## [What needs to be done]
In the listing below, find every line with the string "希冀仅从恣意驰骋的想象汲取营养" and pull it out.

— Begin —

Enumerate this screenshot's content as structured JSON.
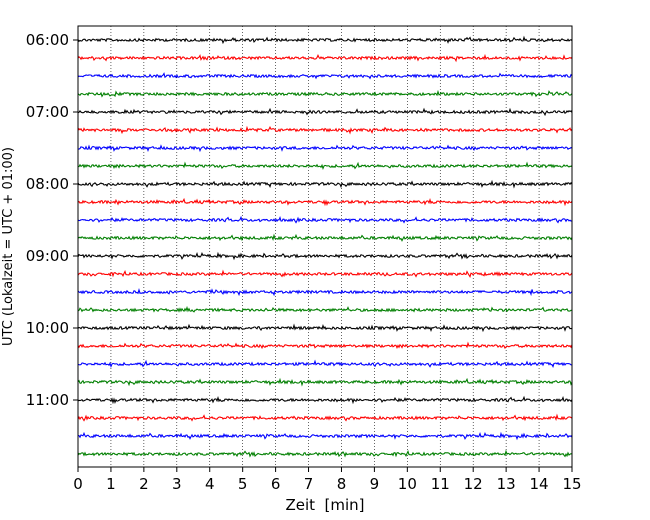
{
  "chart_data": {
    "type": "line",
    "title": "",
    "xlabel": "Zeit  [min]",
    "ylabel": "UTC (Lokalzeit = UTC + 01:00)",
    "xlim": [
      0,
      15
    ],
    "x_ticks": [
      "0",
      "1",
      "2",
      "3",
      "4",
      "5",
      "6",
      "7",
      "8",
      "9",
      "10",
      "11",
      "12",
      "13",
      "14",
      "15"
    ],
    "y_ticks": [
      "06:00",
      "07:00",
      "08:00",
      "09:00",
      "10:00",
      "11:00"
    ],
    "grid": "vertical dotted",
    "trace_colors": [
      "#000000",
      "#ff0000",
      "#0000ff",
      "#007f00"
    ],
    "traces": [
      {
        "start": "06:00",
        "color": "#000000"
      },
      {
        "start": "06:15",
        "color": "#ff0000"
      },
      {
        "start": "06:30",
        "color": "#0000ff"
      },
      {
        "start": "06:45",
        "color": "#007f00"
      },
      {
        "start": "07:00",
        "color": "#000000"
      },
      {
        "start": "07:15",
        "color": "#ff0000"
      },
      {
        "start": "07:30",
        "color": "#0000ff"
      },
      {
        "start": "07:45",
        "color": "#007f00"
      },
      {
        "start": "08:00",
        "color": "#000000"
      },
      {
        "start": "08:15",
        "color": "#ff0000"
      },
      {
        "start": "08:30",
        "color": "#0000ff"
      },
      {
        "start": "08:45",
        "color": "#007f00"
      },
      {
        "start": "09:00",
        "color": "#000000"
      },
      {
        "start": "09:15",
        "color": "#ff0000"
      },
      {
        "start": "09:30",
        "color": "#0000ff"
      },
      {
        "start": "09:45",
        "color": "#007f00"
      },
      {
        "start": "10:00",
        "color": "#000000"
      },
      {
        "start": "10:15",
        "color": "#ff0000"
      },
      {
        "start": "10:30",
        "color": "#0000ff"
      },
      {
        "start": "10:45",
        "color": "#007f00"
      },
      {
        "start": "11:00",
        "color": "#000000"
      },
      {
        "start": "11:15",
        "color": "#ff0000"
      },
      {
        "start": "11:30",
        "color": "#0000ff"
      },
      {
        "start": "11:45",
        "color": "#007f00"
      }
    ]
  }
}
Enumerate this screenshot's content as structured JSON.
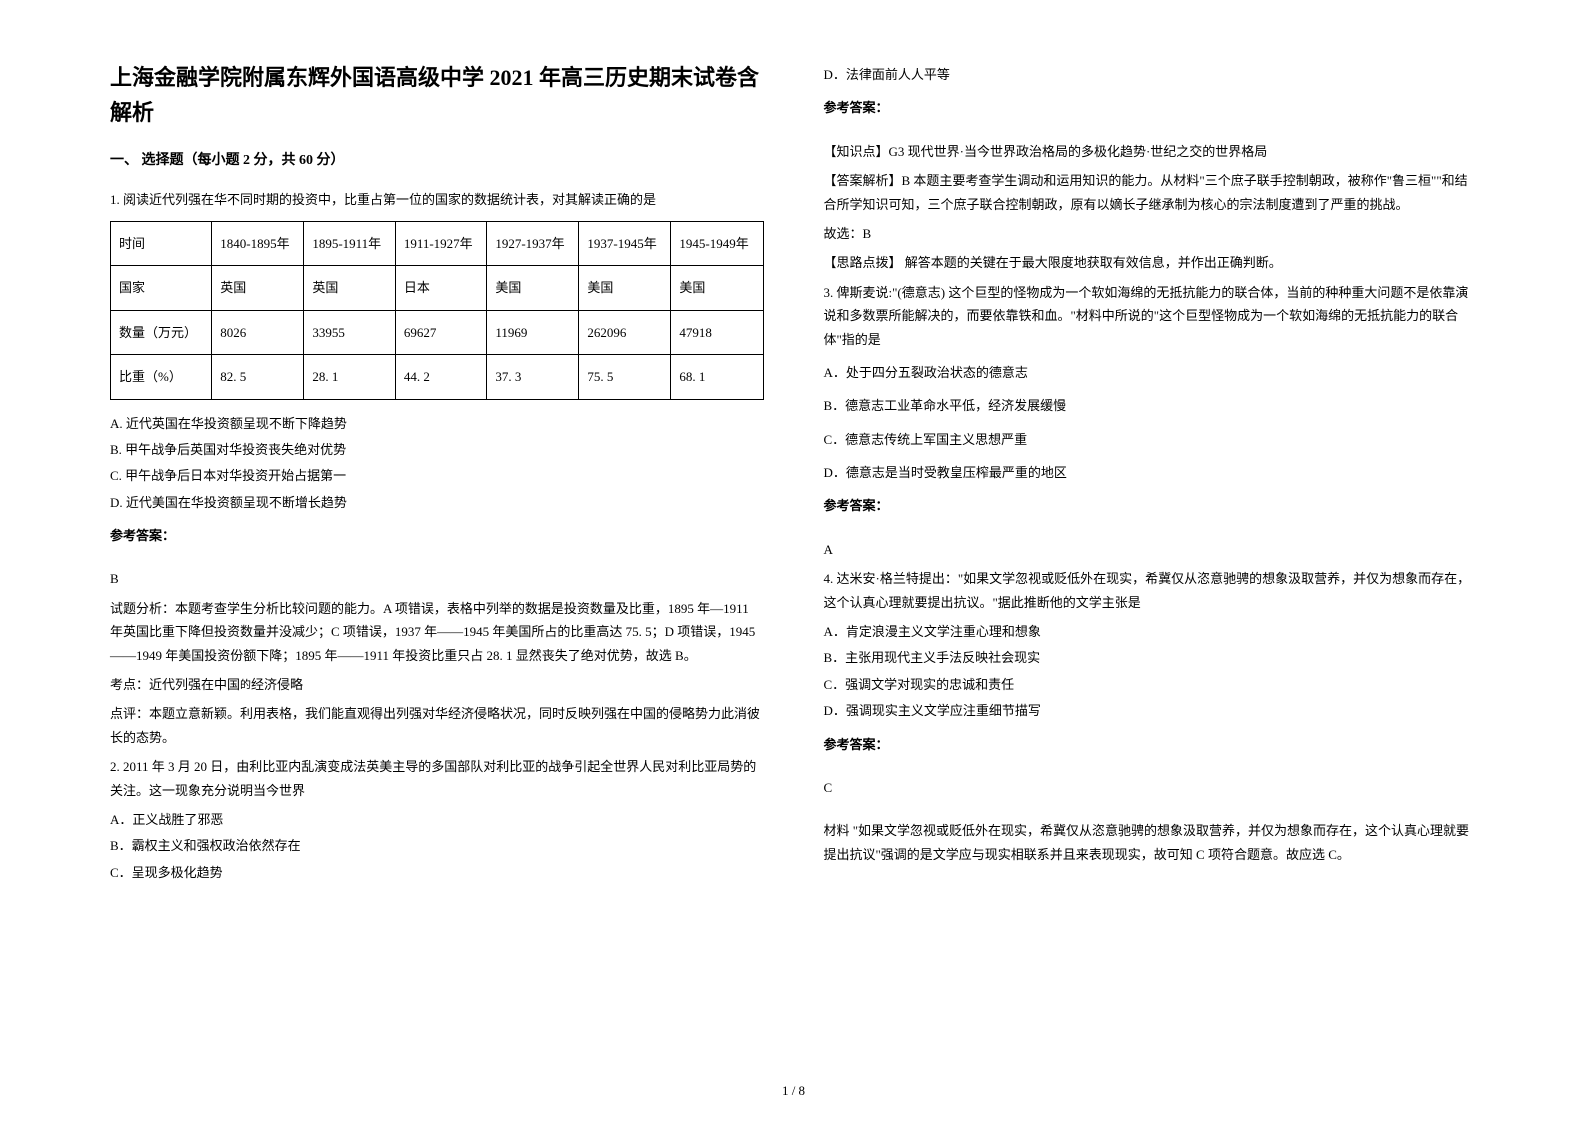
{
  "title": "上海金融学院附属东辉外国语高级中学 2021 年高三历史期末试卷含解析",
  "section1": "一、 选择题（每小题 2 分，共 60 分）",
  "q1": {
    "stem": "1. 阅读近代列强在华不同时期的投资中，比重占第一位的国家的数据统计表，对其解读正确的是",
    "table": {
      "r0": [
        "时间",
        "1840-1895年",
        "1895-1911年",
        "1911-1927年",
        "1927-1937年",
        "1937-1945年",
        "1945-1949年"
      ],
      "r1": [
        "国家",
        "英国",
        "英国",
        "日本",
        "美国",
        "美国",
        "美国"
      ],
      "r2": [
        "数量（万元）",
        "8026",
        "33955",
        "69627",
        "11969",
        "262096",
        "47918"
      ],
      "r3": [
        "比重（%）",
        "82. 5",
        "28. 1",
        "44. 2",
        "37. 3",
        "75. 5",
        "68. 1"
      ]
    },
    "A": "A. 近代英国在华投资额呈现不断下降趋势",
    "B": "B. 甲午战争后英国对华投资丧失绝对优势",
    "C": "C. 甲午战争后日本对华投资开始占据第一",
    "D": "D. 近代美国在华投资额呈现不断增长趋势",
    "ansHead": "参考答案：",
    "ans": "B",
    "exp1": "试题分析：本题考查学生分析比较问题的能力。A 项错误，表格中列举的数据是投资数量及比重，1895 年—1911 年英国比重下降但投资数量并没减少；C 项错误，1937 年——1945 年美国所占的比重高达 75. 5；D 项错误，1945——1949 年美国投资份额下降；1895 年——1911 年投资比重只占 28. 1 显然丧失了绝对优势，故选 B。",
    "exp2a": "考点：近代列强在中国",
    "exp2b": "经济侵略",
    "exp3": "点评：本题立意新颖。利用表格，我们能直观得出列强对华经济侵略状况，同时反映列强在中国的侵略势力此消彼长的态势。"
  },
  "q2": {
    "stem": "2. 2011 年 3 月 20 日，由利比亚内乱演变成法英美主导的多国部队对利比亚的战争引起全世界人民对利比亚局势的关注。这一现象充分说明当今世界",
    "A": "A．正义战胜了邪恶",
    "B": "B．霸权主义和强权政治依然存在",
    "C": "C．呈现多极化趋势",
    "D": "D．法律面前人人平等",
    "ansHead": "参考答案：",
    "exp1": "【知识点】G3 现代世界·当今世界政治格局的多极化趋势·世纪之交的世界格局",
    "exp2": "【答案解析】B 本题主要考查学生调动和运用知识的能力。从材料\"三个庶子联手控制朝政，被称作\"鲁三桓\"\"和结合所学知识可知，三个庶子联合控制朝政，原有以嫡长子继承制为核心的宗法制度遭到了严重的挑战。",
    "exp3": "故选：B",
    "exp4": "【思路点拨】 解答本题的关键在于最大限度地获取有效信息，并作出正确判断。"
  },
  "q3": {
    "stem": "3. 俾斯麦说:\"(德意志) 这个巨型的怪物成为一个软如海绵的无抵抗能力的联合体，当前的种种重大问题不是依靠演说和多数票所能解决的，而要依靠铁和血。\"材料中所说的\"这个巨型怪物成为一个软如海绵的无抵抗能力的联合体\"指的是",
    "A": "A．处于四分五裂政治状态的德意志",
    "B": "B．德意志工业革命水平低，经济发展缓慢",
    "C": "C．德意志传统上军国主义思想严重",
    "D": "D．德意志是当时受教皇压榨最严重的地区",
    "ansHead": "参考答案：",
    "ans": "A"
  },
  "q4": {
    "stem": "4. 达米安·格兰特提出：\"如果文学忽视或贬低外在现实，希冀仅从恣意驰骋的想象汲取营养，并仅为想象而存在，这个认真心理就要提出抗议。\"据此推断他的文学主张是",
    "A": "A．肯定浪漫主义文学注重心理和想象",
    "B": "B．主张用现代主义手法反映社会现实",
    "C": "C．强调文学对现实的忠诚和责任",
    "D": "D．强调现实主义文学应注重细节描写",
    "ansHead": "参考答案：",
    "ans": "C",
    "exp": "材料 \"如果文学忽视或贬低外在现实，希冀仅从恣意驰骋的想象汲取营养，并仅为想象而存在，这个认真心理就要提出抗议\"强调的是文学应与现实相联系并且来表现现实，故可知 C 项符合题意。故应选 C。"
  },
  "footer": "1 / 8"
}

— End —

## [Written solution]
    "stem": "4. 达米安·格兰特提出：\"如果文学忽视或贬低外在现实，希冀仅从恣意驰骋的想象汲取营养，并仅为想象而存在，这个认真心理就要提出抗议。\"据此推断他的文学主张是",
    "exp": "材料 \"如果文学忽视或贬低外在现实，希冀仅从恣意驰骋的想象汲取营养，并仅为想象而存在，这个认真心理就要提出抗议\"强调的是文学应与现实相联系并且来表现现实，故可知 C 项符合题意。故应选 C。"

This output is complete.